Requirement | List the lines of this listing that hold the word "вдавите".

:: Extracted records

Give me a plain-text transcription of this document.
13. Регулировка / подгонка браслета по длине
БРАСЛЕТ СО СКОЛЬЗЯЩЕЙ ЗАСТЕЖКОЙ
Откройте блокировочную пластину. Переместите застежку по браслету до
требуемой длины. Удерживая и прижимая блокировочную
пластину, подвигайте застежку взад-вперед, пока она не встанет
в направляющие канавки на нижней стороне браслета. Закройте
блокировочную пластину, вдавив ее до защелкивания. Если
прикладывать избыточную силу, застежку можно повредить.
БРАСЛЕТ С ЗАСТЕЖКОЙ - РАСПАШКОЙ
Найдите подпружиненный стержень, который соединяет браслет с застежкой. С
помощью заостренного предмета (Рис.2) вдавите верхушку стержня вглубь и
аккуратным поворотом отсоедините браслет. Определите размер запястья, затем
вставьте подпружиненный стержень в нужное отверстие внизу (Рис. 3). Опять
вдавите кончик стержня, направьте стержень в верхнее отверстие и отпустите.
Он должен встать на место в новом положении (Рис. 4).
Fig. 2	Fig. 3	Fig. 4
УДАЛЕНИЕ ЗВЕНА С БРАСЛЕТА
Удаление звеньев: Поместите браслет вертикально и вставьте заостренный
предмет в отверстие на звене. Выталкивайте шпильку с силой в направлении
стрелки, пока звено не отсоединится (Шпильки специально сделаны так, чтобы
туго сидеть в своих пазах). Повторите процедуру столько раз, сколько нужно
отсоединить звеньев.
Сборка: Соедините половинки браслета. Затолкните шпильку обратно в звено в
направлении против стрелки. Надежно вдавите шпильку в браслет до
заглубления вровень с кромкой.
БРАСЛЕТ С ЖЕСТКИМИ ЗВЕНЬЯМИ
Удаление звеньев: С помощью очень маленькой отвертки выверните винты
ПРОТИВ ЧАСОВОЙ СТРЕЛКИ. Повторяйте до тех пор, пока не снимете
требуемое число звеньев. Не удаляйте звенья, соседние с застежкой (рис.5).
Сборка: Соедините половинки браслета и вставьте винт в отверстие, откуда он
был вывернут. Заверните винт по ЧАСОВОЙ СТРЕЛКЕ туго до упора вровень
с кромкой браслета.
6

::::

Solution for this problem |
помощью заостренного предмета (Рис.2) вдавите верхушку стержня вглубь и
вдавите кончик стержня, направьте стержень в верхнее отверстие и отпустите.
направлении против стрелки. Надежно вдавите шпильку в браслет до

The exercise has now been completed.